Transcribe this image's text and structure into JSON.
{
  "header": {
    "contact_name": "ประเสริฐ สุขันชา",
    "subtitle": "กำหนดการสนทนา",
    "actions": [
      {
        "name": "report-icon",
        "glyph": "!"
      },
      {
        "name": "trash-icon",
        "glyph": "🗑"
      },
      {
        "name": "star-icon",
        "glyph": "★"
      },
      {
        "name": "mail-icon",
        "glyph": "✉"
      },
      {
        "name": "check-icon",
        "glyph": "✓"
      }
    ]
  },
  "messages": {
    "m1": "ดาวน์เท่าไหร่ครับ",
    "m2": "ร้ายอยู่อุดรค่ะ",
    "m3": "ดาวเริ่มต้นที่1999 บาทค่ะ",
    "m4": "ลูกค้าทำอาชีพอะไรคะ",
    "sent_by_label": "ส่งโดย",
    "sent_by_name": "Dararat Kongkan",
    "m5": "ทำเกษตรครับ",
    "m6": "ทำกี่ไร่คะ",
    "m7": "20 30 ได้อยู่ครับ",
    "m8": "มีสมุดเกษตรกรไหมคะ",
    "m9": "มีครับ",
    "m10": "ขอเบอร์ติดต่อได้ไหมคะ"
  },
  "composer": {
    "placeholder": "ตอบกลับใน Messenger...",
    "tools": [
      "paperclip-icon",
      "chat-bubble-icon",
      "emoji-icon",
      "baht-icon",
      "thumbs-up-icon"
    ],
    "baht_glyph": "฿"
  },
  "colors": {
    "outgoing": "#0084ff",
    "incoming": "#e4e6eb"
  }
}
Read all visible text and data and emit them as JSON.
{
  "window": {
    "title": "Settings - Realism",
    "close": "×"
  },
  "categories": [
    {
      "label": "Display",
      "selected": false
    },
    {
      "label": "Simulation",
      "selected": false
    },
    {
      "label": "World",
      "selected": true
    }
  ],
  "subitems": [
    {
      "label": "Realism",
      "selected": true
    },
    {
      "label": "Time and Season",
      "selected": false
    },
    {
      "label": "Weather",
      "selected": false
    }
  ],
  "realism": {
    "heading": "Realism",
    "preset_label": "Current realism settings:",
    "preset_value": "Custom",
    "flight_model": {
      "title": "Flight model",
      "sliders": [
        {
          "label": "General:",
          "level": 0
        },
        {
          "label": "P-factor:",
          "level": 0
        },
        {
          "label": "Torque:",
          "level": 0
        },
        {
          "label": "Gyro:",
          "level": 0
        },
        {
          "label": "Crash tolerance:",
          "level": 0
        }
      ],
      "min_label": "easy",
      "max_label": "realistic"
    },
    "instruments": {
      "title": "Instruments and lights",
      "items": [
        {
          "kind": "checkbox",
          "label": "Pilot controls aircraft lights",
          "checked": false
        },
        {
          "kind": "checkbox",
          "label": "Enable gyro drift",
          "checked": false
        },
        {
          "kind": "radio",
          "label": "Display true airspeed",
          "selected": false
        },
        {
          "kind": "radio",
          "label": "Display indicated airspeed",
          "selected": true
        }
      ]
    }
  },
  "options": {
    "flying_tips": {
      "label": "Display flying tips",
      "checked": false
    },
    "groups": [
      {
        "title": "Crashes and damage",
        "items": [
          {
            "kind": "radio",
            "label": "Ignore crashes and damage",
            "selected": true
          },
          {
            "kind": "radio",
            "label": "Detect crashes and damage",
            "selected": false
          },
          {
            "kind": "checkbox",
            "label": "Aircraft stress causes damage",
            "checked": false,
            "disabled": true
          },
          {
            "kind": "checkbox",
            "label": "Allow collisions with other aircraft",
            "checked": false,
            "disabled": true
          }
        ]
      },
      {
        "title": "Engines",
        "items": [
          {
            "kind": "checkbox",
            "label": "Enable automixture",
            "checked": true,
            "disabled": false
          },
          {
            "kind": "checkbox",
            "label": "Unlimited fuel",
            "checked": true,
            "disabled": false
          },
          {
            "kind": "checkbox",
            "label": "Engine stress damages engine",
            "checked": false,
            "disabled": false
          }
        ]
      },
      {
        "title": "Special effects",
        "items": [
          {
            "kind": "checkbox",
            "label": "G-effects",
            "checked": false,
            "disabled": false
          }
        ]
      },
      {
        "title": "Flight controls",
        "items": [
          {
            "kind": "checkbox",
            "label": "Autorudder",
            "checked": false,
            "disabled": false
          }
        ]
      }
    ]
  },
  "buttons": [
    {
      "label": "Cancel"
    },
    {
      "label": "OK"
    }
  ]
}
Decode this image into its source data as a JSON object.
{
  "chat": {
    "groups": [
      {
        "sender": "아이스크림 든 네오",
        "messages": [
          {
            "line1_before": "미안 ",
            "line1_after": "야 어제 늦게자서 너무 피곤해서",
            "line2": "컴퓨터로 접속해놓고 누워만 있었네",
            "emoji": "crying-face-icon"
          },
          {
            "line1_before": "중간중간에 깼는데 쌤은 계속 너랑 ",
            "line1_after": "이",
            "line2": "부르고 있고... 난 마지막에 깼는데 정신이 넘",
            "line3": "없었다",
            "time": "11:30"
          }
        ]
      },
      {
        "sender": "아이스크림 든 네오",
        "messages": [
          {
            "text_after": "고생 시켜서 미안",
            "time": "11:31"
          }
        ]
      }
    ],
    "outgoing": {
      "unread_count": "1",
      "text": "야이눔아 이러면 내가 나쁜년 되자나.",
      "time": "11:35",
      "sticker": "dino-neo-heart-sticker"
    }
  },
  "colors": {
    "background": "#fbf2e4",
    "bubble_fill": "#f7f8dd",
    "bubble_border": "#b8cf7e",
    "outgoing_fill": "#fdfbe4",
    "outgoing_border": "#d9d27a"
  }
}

# [Task objective]
From the data above, extract every line in its exact form.

# [Task result]
Transcribe this image's text and structure into JSON.
{
  "header": {
    "contact_name": "ประเสริฐ สุขันชา",
    "subtitle": "กำหนดการสนทนา",
    "actions": [
      {
        "name": "report-icon",
        "glyph": "!"
      },
      {
        "name": "trash-icon",
        "glyph": "🗑"
      },
      {
        "name": "star-icon",
        "glyph": "★"
      },
      {
        "name": "mail-icon",
        "glyph": "✉"
      },
      {
        "name": "check-icon",
        "glyph": "✓"
      }
    ]
  },
  "messages": {
    "m1": "ดาวน์เท่าไหร่ครับ",
    "m2": "ร้ายอยู่อุดรค่ะ",
    "m3": "ดาวเริ่มต้นที่1999 บาทค่ะ",
    "m4": "ลูกค้าทำอาชีพอะไรคะ",
    "sent_by_label": "ส่งโดย",
    "sent_by_name": "Dararat Kongkan",
    "m5": "ทำเกษตรครับ",
    "m6": "ทำกี่ไร่คะ",
    "m7": "20 30 ได้อยู่ครับ",
    "m8": "มีสมุดเกษตรกรไหมคะ",
    "m9": "มีครับ",
    "m10": "ขอเบอร์ติดต่อได้ไหมคะ"
  },
  "composer": {
    "placeholder": "ตอบกลับใน Messenger...",
    "tools": [
      "paperclip-icon",
      "chat-bubble-icon",
      "emoji-icon",
      "baht-icon",
      "thumbs-up-icon"
    ],
    "baht_glyph": "฿"
  },
  "colors": {
    "outgoing": "#0084ff",
    "incoming": "#e4e6eb"
  }
}
Read all visible text and data and emit them as JSON.
{
  "window": {
    "title": "Settings - Realism",
    "close": "×"
  },
  "categories": [
    {
      "label": "Display",
      "selected": false
    },
    {
      "label": "Simulation",
      "selected": false
    },
    {
      "label": "World",
      "selected": true
    }
  ],
  "subitems": [
    {
      "label": "Realism",
      "selected": true
    },
    {
      "label": "Time and Season",
      "selected": false
    },
    {
      "label": "Weather",
      "selected": false
    }
  ],
  "realism": {
    "heading": "Realism",
    "preset_label": "Current realism settings:",
    "preset_value": "Custom",
    "flight_model": {
      "title": "Flight model",
      "sliders": [
        {
          "label": "General:",
          "level": 0
        },
        {
          "label": "P-factor:",
          "level": 0
        },
        {
          "label": "Torque:",
          "level": 0
        },
        {
          "label": "Gyro:",
          "level": 0
        },
        {
          "label": "Crash tolerance:",
          "level": 0
        }
      ],
      "min_label": "easy",
      "max_label": "realistic"
    },
    "instruments": {
      "title": "Instruments and lights",
      "items": [
        {
          "kind": "checkbox",
          "label": "Pilot controls aircraft lights",
          "checked": false
        },
        {
          "kind": "checkbox",
          "label": "Enable gyro drift",
          "checked": false
        },
        {
          "kind": "radio",
          "label": "Display true airspeed",
          "selected": false
        },
        {
          "kind": "radio",
          "label": "Display indicated airspeed",
          "selected": true
        }
      ]
    }
  },
  "options": {
    "flying_tips": {
      "label": "Display flying tips",
      "checked": false
    },
    "groups": [
      {
        "title": "Crashes and damage",
        "items": [
          {
            "kind": "radio",
            "label": "Ignore crashes and damage",
            "selected": true
          },
          {
            "kind": "radio",
            "label": "Detect crashes and damage",
            "selected": false
          },
          {
            "kind": "checkbox",
            "label": "Aircraft stress causes damage",
            "checked": false,
            "disabled": true
          },
          {
            "kind": "checkbox",
            "label": "Allow collisions with other aircraft",
            "checked": false,
            "disabled": true
          }
        ]
      },
      {
        "title": "Engines",
        "items": [
          {
            "kind": "checkbox",
            "label": "Enable automixture",
            "checked": true,
            "disabled": false
          },
          {
            "kind": "checkbox",
            "label": "Unlimited fuel",
            "checked": true,
            "disabled": false
          },
          {
            "kind": "checkbox",
            "label": "Engine stress damages engine",
            "checked": false,
            "disabled": false
          }
        ]
      },
      {
        "title": "Special effects",
        "items": [
          {
            "kind": "checkbox",
            "label": "G-effects",
            "checked": false,
            "disabled": false
          }
        ]
      },
      {
        "title": "Flight controls",
        "items": [
          {
            "kind": "checkbox",
            "label": "Autorudder",
            "checked": false,
            "disabled": false
          }
        ]
      }
    ]
  },
  "buttons": [
    {
      "label": "Cancel"
    },
    {
      "label": "OK"
    }
  ]
}
Decode this image into its source data as a JSON object.
{
  "chat": {
    "groups": [
      {
        "sender": "아이스크림 든 네오",
        "messages": [
          {
            "line1_before": "미안 ",
            "line1_after": "야 어제 늦게자서 너무 피곤해서",
            "line2": "컴퓨터로 접속해놓고 누워만 있었네",
            "emoji": "crying-face-icon"
          },
          {
            "line1_before": "중간중간에 깼는데 쌤은 계속 너랑 ",
            "line1_after": "이",
            "line2": "부르고 있고... 난 마지막에 깼는데 정신이 넘",
            "line3": "없었다",
            "time": "11:30"
          }
        ]
      },
      {
        "sender": "아이스크림 든 네오",
        "messages": [
          {
            "text_after": "고생 시켜서 미안",
            "time": "11:31"
          }
        ]
      }
    ],
    "outgoing": {
      "unread_count": "1",
      "text": "야이눔아 이러면 내가 나쁜년 되자나.",
      "time": "11:35",
      "sticker": "dino-neo-heart-sticker"
    }
  },
  "colors": {
    "background": "#fbf2e4",
    "bubble_fill": "#f7f8dd",
    "bubble_border": "#b8cf7e",
    "outgoing_fill": "#fdfbe4",
    "outgoing_border": "#d9d27a"
  }
}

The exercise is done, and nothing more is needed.